▶ _EXERCISE AIM_
Go through the listing and copy each line with the string "type".

▶ _INPUT MATERIAL_
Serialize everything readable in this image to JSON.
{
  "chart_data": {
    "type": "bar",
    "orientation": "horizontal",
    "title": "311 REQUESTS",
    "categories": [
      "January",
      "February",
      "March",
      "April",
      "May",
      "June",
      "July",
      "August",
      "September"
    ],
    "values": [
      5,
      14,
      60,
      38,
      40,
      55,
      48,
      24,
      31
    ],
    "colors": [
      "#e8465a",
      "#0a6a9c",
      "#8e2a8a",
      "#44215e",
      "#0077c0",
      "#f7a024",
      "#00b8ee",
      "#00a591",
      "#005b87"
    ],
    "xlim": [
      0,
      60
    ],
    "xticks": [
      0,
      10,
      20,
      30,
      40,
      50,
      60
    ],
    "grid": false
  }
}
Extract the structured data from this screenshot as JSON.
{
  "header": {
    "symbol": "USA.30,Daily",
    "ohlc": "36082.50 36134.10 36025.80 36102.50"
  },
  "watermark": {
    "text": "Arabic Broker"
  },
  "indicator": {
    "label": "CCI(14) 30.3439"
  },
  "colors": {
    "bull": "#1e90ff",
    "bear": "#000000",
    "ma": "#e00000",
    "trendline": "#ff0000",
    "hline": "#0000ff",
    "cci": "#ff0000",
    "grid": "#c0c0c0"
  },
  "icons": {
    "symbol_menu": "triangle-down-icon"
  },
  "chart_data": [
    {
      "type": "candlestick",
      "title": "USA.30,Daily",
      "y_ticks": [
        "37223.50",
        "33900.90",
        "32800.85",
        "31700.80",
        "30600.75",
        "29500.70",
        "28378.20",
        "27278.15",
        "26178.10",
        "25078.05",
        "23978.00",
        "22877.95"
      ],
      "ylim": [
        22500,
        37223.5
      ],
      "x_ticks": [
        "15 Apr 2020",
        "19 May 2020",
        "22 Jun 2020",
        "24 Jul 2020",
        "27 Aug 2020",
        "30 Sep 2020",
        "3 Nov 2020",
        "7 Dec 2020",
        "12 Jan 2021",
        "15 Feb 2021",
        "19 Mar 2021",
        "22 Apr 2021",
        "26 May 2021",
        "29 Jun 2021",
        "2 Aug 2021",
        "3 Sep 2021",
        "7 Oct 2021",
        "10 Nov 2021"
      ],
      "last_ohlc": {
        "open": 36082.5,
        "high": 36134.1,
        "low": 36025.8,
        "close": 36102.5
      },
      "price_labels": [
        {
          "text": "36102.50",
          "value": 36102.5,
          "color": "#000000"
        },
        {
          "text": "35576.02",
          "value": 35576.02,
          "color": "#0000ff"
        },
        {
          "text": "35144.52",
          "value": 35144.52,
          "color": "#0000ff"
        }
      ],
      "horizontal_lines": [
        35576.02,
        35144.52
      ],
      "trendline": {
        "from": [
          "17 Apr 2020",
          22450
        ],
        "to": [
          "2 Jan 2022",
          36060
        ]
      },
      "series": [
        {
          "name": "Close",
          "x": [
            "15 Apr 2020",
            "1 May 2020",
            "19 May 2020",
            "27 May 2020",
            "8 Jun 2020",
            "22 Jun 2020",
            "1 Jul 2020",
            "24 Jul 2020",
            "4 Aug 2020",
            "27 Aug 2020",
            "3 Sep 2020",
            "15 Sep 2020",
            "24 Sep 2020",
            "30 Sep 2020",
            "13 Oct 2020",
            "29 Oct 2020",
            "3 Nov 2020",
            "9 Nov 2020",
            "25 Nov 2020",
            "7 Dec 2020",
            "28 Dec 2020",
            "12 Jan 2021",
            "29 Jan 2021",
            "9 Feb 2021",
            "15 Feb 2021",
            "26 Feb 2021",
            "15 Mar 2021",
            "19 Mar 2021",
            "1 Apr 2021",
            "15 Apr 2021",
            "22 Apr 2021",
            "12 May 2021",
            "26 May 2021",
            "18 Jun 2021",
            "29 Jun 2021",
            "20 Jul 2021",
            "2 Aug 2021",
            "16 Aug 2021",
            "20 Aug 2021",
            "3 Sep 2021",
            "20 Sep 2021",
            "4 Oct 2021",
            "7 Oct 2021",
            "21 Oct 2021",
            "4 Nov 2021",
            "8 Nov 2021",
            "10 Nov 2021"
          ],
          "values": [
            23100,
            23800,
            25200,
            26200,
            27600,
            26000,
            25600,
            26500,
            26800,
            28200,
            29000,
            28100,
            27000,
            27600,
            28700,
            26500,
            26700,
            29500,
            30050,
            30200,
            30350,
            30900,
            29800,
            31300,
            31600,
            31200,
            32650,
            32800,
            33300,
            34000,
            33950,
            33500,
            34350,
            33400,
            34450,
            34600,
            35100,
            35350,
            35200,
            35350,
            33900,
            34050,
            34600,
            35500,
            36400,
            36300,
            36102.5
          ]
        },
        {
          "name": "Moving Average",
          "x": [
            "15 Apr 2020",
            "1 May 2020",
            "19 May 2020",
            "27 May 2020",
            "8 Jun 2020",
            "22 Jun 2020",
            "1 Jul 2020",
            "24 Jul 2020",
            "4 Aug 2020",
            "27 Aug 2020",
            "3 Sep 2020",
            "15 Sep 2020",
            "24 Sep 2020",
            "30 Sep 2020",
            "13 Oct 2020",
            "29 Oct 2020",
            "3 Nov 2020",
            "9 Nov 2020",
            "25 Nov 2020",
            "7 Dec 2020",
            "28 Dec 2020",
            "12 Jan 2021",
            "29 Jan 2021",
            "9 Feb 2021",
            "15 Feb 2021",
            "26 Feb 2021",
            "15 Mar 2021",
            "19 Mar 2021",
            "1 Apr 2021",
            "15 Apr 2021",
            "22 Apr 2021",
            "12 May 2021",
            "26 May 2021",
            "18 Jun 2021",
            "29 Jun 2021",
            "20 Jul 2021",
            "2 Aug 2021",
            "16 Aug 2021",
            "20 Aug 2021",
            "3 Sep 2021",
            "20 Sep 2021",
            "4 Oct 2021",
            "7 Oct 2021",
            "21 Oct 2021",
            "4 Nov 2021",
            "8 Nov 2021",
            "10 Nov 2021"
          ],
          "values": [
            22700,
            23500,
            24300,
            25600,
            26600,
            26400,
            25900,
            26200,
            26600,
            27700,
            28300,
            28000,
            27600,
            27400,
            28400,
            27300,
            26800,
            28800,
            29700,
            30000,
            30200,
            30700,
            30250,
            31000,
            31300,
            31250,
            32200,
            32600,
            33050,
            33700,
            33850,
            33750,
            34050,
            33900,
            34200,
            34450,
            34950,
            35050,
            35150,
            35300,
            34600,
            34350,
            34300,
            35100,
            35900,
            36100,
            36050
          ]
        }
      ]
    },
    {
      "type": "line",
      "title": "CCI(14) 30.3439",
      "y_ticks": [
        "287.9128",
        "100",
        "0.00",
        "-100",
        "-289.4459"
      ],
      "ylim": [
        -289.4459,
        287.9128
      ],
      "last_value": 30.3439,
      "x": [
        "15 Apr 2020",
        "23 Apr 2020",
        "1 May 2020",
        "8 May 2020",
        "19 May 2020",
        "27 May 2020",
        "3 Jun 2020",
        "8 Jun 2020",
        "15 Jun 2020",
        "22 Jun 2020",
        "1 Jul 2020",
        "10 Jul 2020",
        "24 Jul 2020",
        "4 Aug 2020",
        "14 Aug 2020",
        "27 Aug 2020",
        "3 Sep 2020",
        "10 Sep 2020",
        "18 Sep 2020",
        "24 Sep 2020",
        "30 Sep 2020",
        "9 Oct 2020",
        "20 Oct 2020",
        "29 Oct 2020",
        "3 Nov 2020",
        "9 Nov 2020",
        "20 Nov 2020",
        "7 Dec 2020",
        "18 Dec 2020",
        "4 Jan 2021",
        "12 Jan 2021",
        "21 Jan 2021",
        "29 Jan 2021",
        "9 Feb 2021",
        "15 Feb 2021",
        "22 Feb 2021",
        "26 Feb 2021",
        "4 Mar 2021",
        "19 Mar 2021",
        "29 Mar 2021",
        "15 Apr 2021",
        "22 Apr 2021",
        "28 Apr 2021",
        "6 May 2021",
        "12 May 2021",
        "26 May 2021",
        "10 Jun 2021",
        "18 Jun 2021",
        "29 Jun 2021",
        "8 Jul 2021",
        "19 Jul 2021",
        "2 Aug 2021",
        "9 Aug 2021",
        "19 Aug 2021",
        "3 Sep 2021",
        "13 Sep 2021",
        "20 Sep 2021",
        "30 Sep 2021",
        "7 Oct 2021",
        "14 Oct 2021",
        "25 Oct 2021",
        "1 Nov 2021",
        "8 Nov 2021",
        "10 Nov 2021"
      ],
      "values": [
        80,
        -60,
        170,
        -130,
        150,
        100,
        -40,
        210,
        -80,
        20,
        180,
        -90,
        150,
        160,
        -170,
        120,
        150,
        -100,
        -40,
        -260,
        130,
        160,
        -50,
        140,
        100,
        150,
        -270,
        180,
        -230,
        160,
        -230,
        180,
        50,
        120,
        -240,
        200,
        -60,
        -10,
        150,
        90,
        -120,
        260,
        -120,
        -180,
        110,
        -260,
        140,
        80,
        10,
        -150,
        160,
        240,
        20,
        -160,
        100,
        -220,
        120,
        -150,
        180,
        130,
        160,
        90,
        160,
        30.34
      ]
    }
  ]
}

▶ _ANSWER TO THIS TASK_
    "type": "bar",
      "type": "candlestick",
      "type": "line",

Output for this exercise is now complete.